Category Title : 水虫の菌について
白癬菌とは
水虫とは、白癬菌というカビの一種であり、この白癬菌にも多くの種類があります。その中でも足の水虫に原因となる菌は限定されており、その中のほとんどがトリコフィトン・ルブルム(紅色菌)と、トリコフィトン・メンタグロフィテス(趾間菌)の2種類であり、実に足の水虫の99%以上を占めていると言われています。
白癬菌は人間の皮膚や爪、髪などの内部に入り込んでケラチンというタンパク質を栄養源に寄生し、かゆみ、水疱、脱毛などの様々な症状を引き起こします。白癬菌による症状を総じて「白癬」と呼び、発病したからだの部位によって、頭部白癬、体部白癬、股部白癬、手白癬、足白癬、爪白癬といった病名でよばれています。
私たちが普段水虫と呼んでいるのは、足に生じる白癬、つまり足白癬のことです。
このように白癬ができた部位によって、頭部白癬は「しらくも」、体部白癬は「たむし」、股部白癬は「いんきんたむし」、手白癬は「手の水虫」、爪白癬は「爪の水虫」などとも呼ばれます。
では、白癬菌は皮膚のどこに棲みついてまたどのように皮膚に入り込むのでしょう? 白癬菌は皮膚を構成している角質層のタンパク質であるケラチンを分解するケラチナーゼと呼ばれる酵素を持っているため、この酵素を分泌することによってケラチンを栄養源としながら角質層に棲みつくことが可能でまたこれを栄養源に寄生します。そのため皮膚(角質層)に寄生した白癬菌はなかなか死ぬことはありません。
皮膚は28日ごとに生まれ替わります。このときアカと一緒に床などにおち他の人の足に付着して移ることが多くあります。
昔から銭湯など不特定多数の人が集まるところでは水虫がうつるといわれていますが間違ってはいないのです。また、お子さんがお父さんに、水虫うつさないでという話もあながちまちがっていません。

========

__課題の要件__
水虫の菌についての引用文から、「白癬菌は人間の皮膚や爪、髪な」から「私たちが普段水虫と呼んでいるのは、足に生じる白癬、つまり足白癬のことです。」までを両端も含めて一字一句そのまま書き写しなさい。 次の行は別の出典から取ったものである。

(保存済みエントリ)
========

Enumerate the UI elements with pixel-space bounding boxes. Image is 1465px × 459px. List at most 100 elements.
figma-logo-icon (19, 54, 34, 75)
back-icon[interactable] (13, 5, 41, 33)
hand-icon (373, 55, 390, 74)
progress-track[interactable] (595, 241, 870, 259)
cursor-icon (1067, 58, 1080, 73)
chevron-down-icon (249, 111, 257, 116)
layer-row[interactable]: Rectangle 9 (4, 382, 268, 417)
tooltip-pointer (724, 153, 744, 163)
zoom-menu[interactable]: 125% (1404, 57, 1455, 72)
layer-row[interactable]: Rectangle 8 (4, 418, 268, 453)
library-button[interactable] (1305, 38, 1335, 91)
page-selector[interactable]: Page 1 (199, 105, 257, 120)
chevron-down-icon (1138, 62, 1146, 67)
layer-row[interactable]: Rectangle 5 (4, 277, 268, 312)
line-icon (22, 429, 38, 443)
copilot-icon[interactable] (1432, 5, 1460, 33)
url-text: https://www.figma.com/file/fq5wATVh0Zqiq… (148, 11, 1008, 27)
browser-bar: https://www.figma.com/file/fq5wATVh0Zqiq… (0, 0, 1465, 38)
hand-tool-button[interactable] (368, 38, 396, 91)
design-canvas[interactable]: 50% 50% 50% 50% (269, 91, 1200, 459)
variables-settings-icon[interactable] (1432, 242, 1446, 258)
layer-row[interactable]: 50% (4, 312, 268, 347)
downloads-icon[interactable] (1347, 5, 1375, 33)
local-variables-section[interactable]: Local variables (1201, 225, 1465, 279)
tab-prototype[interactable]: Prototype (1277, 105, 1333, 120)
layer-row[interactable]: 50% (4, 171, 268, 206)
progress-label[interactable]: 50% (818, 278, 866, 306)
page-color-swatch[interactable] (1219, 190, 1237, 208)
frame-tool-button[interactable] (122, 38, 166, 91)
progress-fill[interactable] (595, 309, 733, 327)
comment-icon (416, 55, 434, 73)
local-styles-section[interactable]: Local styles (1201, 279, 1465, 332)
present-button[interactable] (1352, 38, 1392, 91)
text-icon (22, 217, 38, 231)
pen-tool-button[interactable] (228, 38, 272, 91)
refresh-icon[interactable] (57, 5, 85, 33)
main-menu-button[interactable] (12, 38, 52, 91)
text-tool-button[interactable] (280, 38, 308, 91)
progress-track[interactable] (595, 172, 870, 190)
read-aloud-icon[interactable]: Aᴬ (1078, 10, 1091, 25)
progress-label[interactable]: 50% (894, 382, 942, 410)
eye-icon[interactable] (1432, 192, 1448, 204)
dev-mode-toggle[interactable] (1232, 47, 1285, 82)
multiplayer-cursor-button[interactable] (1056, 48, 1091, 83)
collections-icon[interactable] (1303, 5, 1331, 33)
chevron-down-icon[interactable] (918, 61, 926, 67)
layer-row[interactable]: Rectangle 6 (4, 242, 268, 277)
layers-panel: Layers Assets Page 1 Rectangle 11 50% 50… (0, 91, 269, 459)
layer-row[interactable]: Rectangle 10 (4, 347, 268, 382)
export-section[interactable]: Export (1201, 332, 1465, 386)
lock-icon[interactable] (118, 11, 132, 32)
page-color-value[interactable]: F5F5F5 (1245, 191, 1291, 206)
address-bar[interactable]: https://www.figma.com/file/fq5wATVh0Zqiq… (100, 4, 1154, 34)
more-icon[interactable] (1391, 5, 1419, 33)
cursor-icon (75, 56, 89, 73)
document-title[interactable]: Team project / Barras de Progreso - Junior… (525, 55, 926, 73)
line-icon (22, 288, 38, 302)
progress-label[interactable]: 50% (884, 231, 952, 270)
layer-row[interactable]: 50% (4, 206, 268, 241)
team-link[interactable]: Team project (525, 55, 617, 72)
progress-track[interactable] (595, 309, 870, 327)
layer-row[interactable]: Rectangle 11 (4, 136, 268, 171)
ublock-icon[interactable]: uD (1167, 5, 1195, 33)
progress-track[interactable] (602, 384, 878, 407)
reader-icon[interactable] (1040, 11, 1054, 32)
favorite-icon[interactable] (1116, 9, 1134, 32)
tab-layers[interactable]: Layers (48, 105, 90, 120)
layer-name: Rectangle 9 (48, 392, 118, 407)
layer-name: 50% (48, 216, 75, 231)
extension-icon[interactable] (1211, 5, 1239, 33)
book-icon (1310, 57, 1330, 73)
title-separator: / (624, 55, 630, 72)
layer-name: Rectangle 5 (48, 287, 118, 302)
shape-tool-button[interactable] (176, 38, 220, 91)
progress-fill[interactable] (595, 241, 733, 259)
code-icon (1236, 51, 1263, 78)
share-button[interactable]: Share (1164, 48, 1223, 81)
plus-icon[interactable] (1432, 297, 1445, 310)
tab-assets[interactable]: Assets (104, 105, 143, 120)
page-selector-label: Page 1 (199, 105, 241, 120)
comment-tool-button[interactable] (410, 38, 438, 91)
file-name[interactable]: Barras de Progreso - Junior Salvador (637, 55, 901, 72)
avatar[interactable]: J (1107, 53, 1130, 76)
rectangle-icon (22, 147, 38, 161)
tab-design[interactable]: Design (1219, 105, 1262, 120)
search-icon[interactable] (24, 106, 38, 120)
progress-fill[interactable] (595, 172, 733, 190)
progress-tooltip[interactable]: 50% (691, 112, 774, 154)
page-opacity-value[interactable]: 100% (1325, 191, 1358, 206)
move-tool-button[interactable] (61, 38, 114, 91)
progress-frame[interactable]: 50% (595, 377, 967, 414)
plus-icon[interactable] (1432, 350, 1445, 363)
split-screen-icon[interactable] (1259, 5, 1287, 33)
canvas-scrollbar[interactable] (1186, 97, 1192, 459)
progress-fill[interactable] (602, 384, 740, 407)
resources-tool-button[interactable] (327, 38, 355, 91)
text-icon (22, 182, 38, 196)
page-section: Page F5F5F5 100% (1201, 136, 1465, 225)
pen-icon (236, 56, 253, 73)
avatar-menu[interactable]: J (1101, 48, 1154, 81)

========

__解答欄__
白癬菌は人間の皮膚や爪、髪などの内部に入り込んでケラチンというタンパク質を栄養源に寄生し、かゆみ、水疱、脱毛などの様々な症状を引き起こします。白癬菌による症状を総じて「白癬」と呼び、発病したからだの部位によって、頭部白癬、体部白癬、股部白癬、手白癬、足白癬、爪白癬といった病名でよばれています。
私たちが普段水虫と呼んでいるのは、足に生じる白癬、つまり足白癬のことです。